### YOUR OBJECTIVE
Exactly as they appear, output all of the records. Skip any images.

[Extracted records]

>> START

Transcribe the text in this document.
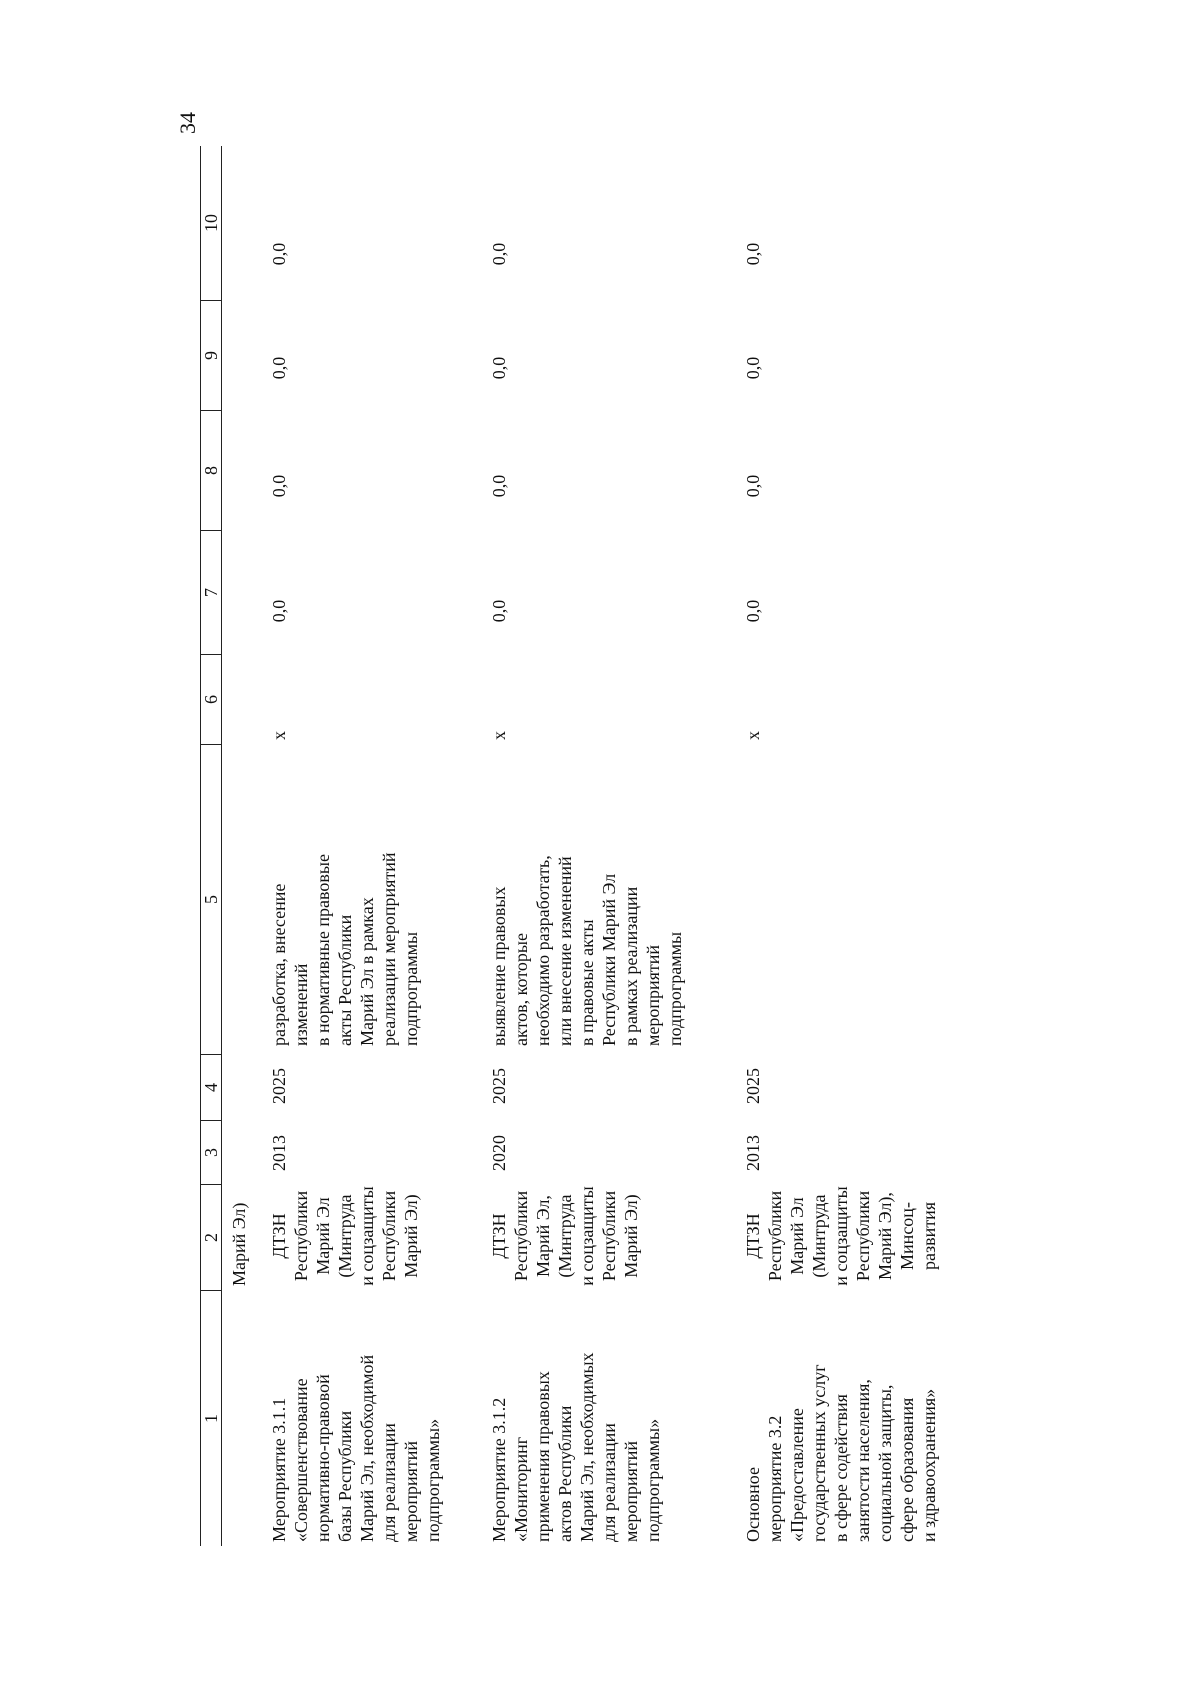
34
1
2
3
4
5
6
7
8
9
10
Марий Эл)
Мероприятие 3.1.1 «Совершенствование нормативно-правовой базы Республики Марий Эл, необходимой для реализации мероприятий подпрограммы»
ДТЗН Республики Марий Эл (Минтруда и соцзащиты Республики Марий Эл)
2013
2025
разработка, внесение изменений в нормативные правовые акты Республики Марий Эл в рамках реализации мероприятий подпрограммы
x
0,0
0,0
0,0
0,0
Мероприятие 3.1.2 «Мониторинг применения правовых актов Республики Марий Эл, необходимых для реализации мероприятий подпрограммы»
ДТЗН Республики Марий Эл, (Минтруда и соцзащиты Республики Марий Эл)
2020
2025
выявление правовых актов, которые необходимо разработать, или внесение изменений в правовые акты Республики Марий Эл в рамках реализации мероприятий подпрограммы
x
0,0
0,0
0,0
0,0
Основное мероприятие 3.2 «Предоставление государственных услуг в сфере содействия занятости населения, социальной защиты, сфере образования и здравоохранения»
ДТЗН Республики Марий Эл (Минтруда и соцзащиты Республики Марий Эл), Минсоц- развития
2013
2025
x
0,0
0,0
0,0
0,0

>> END

### EXERCISE RESULT
Transcribe the text in this document.
34
1
2
3
4
5
6
7
8
9
10
Марий Эл)
Мероприятие 3.1.1 «Совершенствование нормативно-правовой базы Республики Марий Эл, необходимой для реализации мероприятий подпрограммы»
ДТЗН Республики Марий Эл (Минтруда и соцзащиты Республики Марий Эл)
2013
2025
разработка, внесение изменений в нормативные правовые акты Республики Марий Эл в рамках реализации мероприятий подпрограммы
x
0,0
0,0
0,0
0,0
Мероприятие 3.1.2 «Мониторинг применения правовых актов Республики Марий Эл, необходимых для реализации мероприятий подпрограммы»
ДТЗН Республики Марий Эл, (Минтруда и соцзащиты Республики Марий Эл)
2020
2025
выявление правовых актов, которые необходимо разработать, или внесение изменений в правовые акты Республики Марий Эл в рамках реализации мероприятий подпрограммы
x
0,0
0,0
0,0
0,0
Основное мероприятие 3.2 «Предоставление государственных услуг в сфере содействия занятости населения, социальной защиты, сфере образования и здравоохранения»
ДТЗН Республики Марий Эл (Минтруда и соцзащиты Республики Марий Эл), Минсоц- развития
2013
2025
x
0,0
0,0
0,0
0,0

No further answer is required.